Task goal:
Reproduce the records below in their entirety, character for character.

Entries supplied:
◇ ◇ ◇

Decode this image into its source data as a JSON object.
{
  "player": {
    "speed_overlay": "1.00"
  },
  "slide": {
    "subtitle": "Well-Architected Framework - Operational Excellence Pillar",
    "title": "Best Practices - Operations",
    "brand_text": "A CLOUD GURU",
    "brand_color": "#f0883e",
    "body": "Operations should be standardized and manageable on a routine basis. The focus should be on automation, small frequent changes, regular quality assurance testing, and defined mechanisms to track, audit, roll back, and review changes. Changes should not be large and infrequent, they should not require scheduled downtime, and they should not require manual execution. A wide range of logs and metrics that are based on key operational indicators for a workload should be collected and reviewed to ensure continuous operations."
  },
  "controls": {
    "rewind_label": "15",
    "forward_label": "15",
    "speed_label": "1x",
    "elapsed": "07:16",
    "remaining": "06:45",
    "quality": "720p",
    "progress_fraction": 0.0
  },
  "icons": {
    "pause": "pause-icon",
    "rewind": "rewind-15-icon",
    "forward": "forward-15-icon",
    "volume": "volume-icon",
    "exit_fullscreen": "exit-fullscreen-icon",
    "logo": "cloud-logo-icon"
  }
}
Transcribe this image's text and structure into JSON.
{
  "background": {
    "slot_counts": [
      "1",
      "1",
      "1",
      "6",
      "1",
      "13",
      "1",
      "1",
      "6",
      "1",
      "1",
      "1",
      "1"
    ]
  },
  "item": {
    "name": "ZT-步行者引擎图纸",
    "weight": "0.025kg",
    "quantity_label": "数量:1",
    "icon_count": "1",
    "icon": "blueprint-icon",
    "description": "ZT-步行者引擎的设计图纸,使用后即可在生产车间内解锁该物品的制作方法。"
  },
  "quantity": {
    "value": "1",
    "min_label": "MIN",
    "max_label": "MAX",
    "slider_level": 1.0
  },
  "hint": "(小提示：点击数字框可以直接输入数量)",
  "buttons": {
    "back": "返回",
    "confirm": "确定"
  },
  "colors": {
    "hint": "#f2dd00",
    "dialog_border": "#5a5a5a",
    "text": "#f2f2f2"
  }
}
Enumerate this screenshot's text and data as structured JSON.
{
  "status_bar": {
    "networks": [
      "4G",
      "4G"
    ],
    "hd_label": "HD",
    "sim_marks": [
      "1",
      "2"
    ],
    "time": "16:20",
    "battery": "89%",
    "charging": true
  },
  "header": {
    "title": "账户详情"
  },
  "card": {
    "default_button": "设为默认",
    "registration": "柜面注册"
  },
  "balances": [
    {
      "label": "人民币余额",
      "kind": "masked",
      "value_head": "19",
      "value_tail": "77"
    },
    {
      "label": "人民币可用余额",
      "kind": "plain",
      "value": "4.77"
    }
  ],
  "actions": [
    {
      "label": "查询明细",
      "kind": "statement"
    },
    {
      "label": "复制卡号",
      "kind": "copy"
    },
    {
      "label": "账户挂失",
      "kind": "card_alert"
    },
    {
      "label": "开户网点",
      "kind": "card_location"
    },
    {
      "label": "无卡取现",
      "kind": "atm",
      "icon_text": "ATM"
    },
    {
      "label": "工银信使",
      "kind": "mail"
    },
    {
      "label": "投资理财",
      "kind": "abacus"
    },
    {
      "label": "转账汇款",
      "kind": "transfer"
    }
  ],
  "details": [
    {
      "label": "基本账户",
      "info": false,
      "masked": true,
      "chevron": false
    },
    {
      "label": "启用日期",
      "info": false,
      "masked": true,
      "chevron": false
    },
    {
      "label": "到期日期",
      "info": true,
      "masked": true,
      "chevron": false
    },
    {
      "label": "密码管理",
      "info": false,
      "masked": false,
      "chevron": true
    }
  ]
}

◇ ◇ ◇

Response below:
Decode this image into its source data as a JSON object.
{
  "player": {
    "speed_overlay": "1.00"
  },
  "slide": {
    "subtitle": "Well-Architected Framework - Operational Excellence Pillar",
    "title": "Best Practices - Operations",
    "brand_text": "A CLOUD GURU",
    "brand_color": "#f0883e",
    "body": "Operations should be standardized and manageable on a routine basis. The focus should be on automation, small frequent changes, regular quality assurance testing, and defined mechanisms to track, audit, roll back, and review changes. Changes should not be large and infrequent, they should not require scheduled downtime, and they should not require manual execution. A wide range of logs and metrics that are based on key operational indicators for a workload should be collected and reviewed to ensure continuous operations."
  },
  "controls": {
    "rewind_label": "15",
    "forward_label": "15",
    "speed_label": "1x",
    "elapsed": "07:16",
    "remaining": "06:45",
    "quality": "720p",
    "progress_fraction": 0.0
  },
  "icons": {
    "pause": "pause-icon",
    "rewind": "rewind-15-icon",
    "forward": "forward-15-icon",
    "volume": "volume-icon",
    "exit_fullscreen": "exit-fullscreen-icon",
    "logo": "cloud-logo-icon"
  }
}
Transcribe this image's text and structure into JSON.
{
  "background": {
    "slot_counts": [
      "1",
      "1",
      "1",
      "6",
      "1",
      "13",
      "1",
      "1",
      "6",
      "1",
      "1",
      "1",
      "1"
    ]
  },
  "item": {
    "name": "ZT-步行者引擎图纸",
    "weight": "0.025kg",
    "quantity_label": "数量:1",
    "icon_count": "1",
    "icon": "blueprint-icon",
    "description": "ZT-步行者引擎的设计图纸,使用后即可在生产车间内解锁该物品的制作方法。"
  },
  "quantity": {
    "value": "1",
    "min_label": "MIN",
    "max_label": "MAX",
    "slider_level": 1.0
  },
  "hint": "(小提示：点击数字框可以直接输入数量)",
  "buttons": {
    "back": "返回",
    "confirm": "确定"
  },
  "colors": {
    "hint": "#f2dd00",
    "dialog_border": "#5a5a5a",
    "text": "#f2f2f2"
  }
}
Enumerate this screenshot's text and data as structured JSON.
{
  "status_bar": {
    "networks": [
      "4G",
      "4G"
    ],
    "hd_label": "HD",
    "sim_marks": [
      "1",
      "2"
    ],
    "time": "16:20",
    "battery": "89%",
    "charging": true
  },
  "header": {
    "title": "账户详情"
  },
  "card": {
    "default_button": "设为默认",
    "registration": "柜面注册"
  },
  "balances": [
    {
      "label": "人民币余额",
      "kind": "masked",
      "value_head": "19",
      "value_tail": "77"
    },
    {
      "label": "人民币可用余额",
      "kind": "plain",
      "value": "4.77"
    }
  ],
  "actions": [
    {
      "label": "查询明细",
      "kind": "statement"
    },
    {
      "label": "复制卡号",
      "kind": "copy"
    },
    {
      "label": "账户挂失",
      "kind": "card_alert"
    },
    {
      "label": "开户网点",
      "kind": "card_location"
    },
    {
      "label": "无卡取现",
      "kind": "atm",
      "icon_text": "ATM"
    },
    {
      "label": "工银信使",
      "kind": "mail"
    },
    {
      "label": "投资理财",
      "kind": "abacus"
    },
    {
      "label": "转账汇款",
      "kind": "transfer"
    }
  ],
  "details": [
    {
      "label": "基本账户",
      "info": false,
      "masked": true,
      "chevron": false
    },
    {
      "label": "启用日期",
      "info": false,
      "masked": true,
      "chevron": false
    },
    {
      "label": "到期日期",
      "info": true,
      "masked": true,
      "chevron": false
    },
    {
      "label": "密码管理",
      "info": false,
      "masked": false,
      "chevron": true
    }
  ]
}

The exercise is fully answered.